» **Written problem**
Scan the data below. Pull out each line where "from" occurs.
— start Records for the task —
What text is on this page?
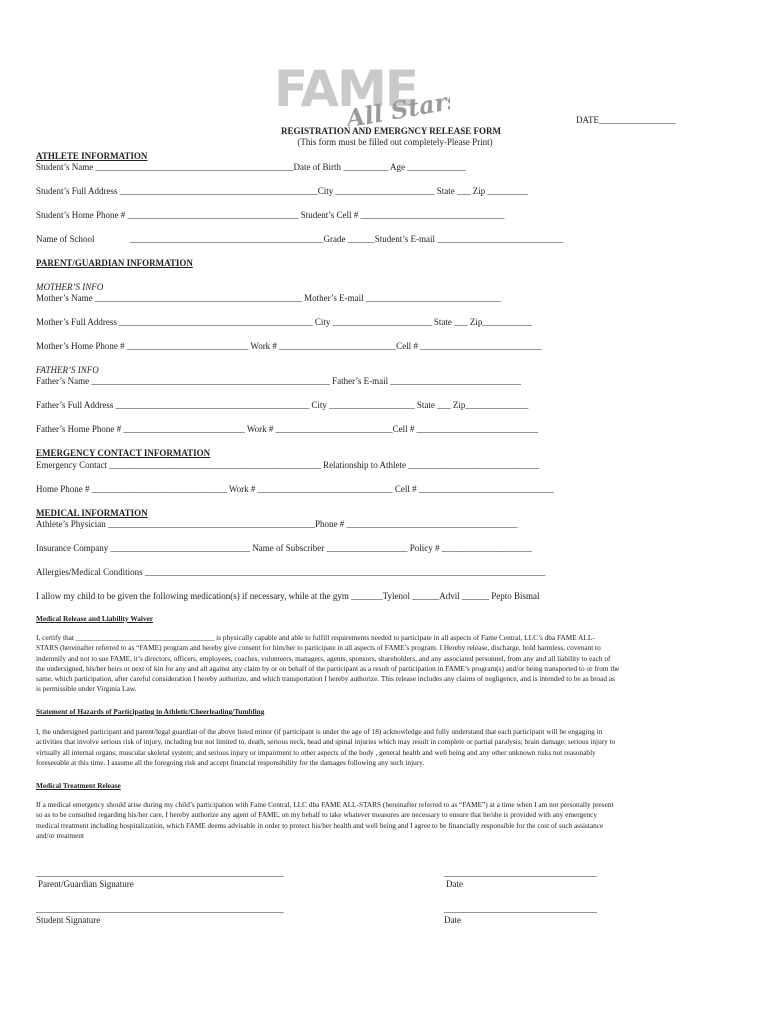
FAME
All Stars	DATE_________________
REGISTRATION AND EMERGNCY RELEASE FORM
(This form must be filled out completely-Please Print)
ATHLETE INFORMATION
Student’s Name ____________________________________________Date of Birth __________ Age _____________
Student’s Full Address ____________________________________________City ______________________ State ___ Zip _________
Student’s Home Phone # ______________________________________ Student’s Cell # ________________________________
Name of School	___________________________________________Grade ______Student’s E-mail ____________________________
PARENT/GUARDIAN INFORMATION
MOTHER’S INFO
Mother’s Name ______________________________________________ Mother’s E-mail ______________________________
Mother’s Full Address ___________________________________________ City ______________________ State ___ Zip___________
Mother’s Home Phone # ___________________________ Work # __________________________Cell # ___________________________
FATHER’S INFO
Father’s Name _____________________________________________________ Father’s E-mail _____________________________
Father’s Full Address ___________________________________________ City ___________________ State ___ Zip______________
Father’s Home Phone # ___________________________ Work # __________________________Cell # ___________________________
EMERGENCY CONTACT INFORMATION
Emergency Contact _______________________________________________ Relationship to Athlete _____________________________
Home Phone # ______________________________ Work # ______________________________ Cell # ______________________________
MEDICAL INFORMATION
Athlete’s Physician ______________________________________________Phone # ______________________________________
Insurance Company _______________________________ Name of Subscriber __________________ Policy # ____________________
Allergies/Medical Conditions _________________________________________________________________________________________
I allow my child to be given the following medication(s) if necessary, while at the gym _______Tylenol ______Advil ______ Pepto Bismal
Medical Release and Liability Waiver
I, certify that ______________________________________ is physically capable and able to fulfill requirements needed to participate in all aspects of Fame Central, LLC’s dba FAME ALL-
STARS (hereinafter referred to as “FAME) program and hereby give consent for him/her to participate in all aspects of FAME’s program. I Hereby release, discharge, hold harmless, covenant to
indemnify and not to sue FAME, it’s directors, officers, employees, coaches, volunteers, managers, agents, sponsors, shareholders, and any associated personnel, from any and all liability to each of
the undersigned, his/her heirs or next of kin for any and all against any claim by or on behalf of the participant as a result of participation in FAME’s program(s) and/or being transported to or from the
same, which participation, after careful consideration I hereby authorize, and which transportation I hereby authorize. This release includes any claims of negligence, and is intended to be as broad as
is permissible under Virginia Law.
Statement of Hazards of Participating in Athletic/Cheerleading/Tumbling
I, the undersigned participant and parent/legal guardian of the above listed minor (if participant is under the age of 18) acknowledge and fully understand that each participant will be engaging in
activities that involve serious risk of injury, including but not limited to, death, serious neck, head and spinal injuries which may result in complete or partial paralysis; brain damage; serious injury to
virtually all internal organs; muscular skeletal system; and serious injury or impairment to other aspects of the body , general health and well being and any other unknown risks not reasonably
foreseeable at this time. I assume all the foregoing risk and accept financial responsibility for the damages following any such injury.
Medical Treatment Release
If a medical emergency should arise during my child’s participation with Fame Central, LLC dba FAME ALL-STARS (hereinafter referred to as “FAME”) at a time when I am not personally present
so as to be consulted regarding his/her care, I hereby authorize any agent of FAME, on my behalf to take whatever measures are necessary to ensure that he/she is provided with any emergency
medical treatment including hospitalization, which FAME deems advisable in order to protect his/her health and well being and I agree to be financially responsible for the cost of such assistance
and/or treatment
_______________________________________________________
Parent/Guardian Signature
__________________________________
Date
_______________________________________________________
Student Signature
__________________________________
Date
— end Records for the task —
» **Reply**
indemnify and not to sue FAME, it’s directors, officers, employees, coaches, volunteers, managers, agents, sponsors, shareholders, and any associated personnel, from any and all liability to each of
the undersigned, his/her heirs or next of kin for any and all against any claim by or on behalf of the participant as a result of participation in FAME’s program(s) and/or being transported to or from the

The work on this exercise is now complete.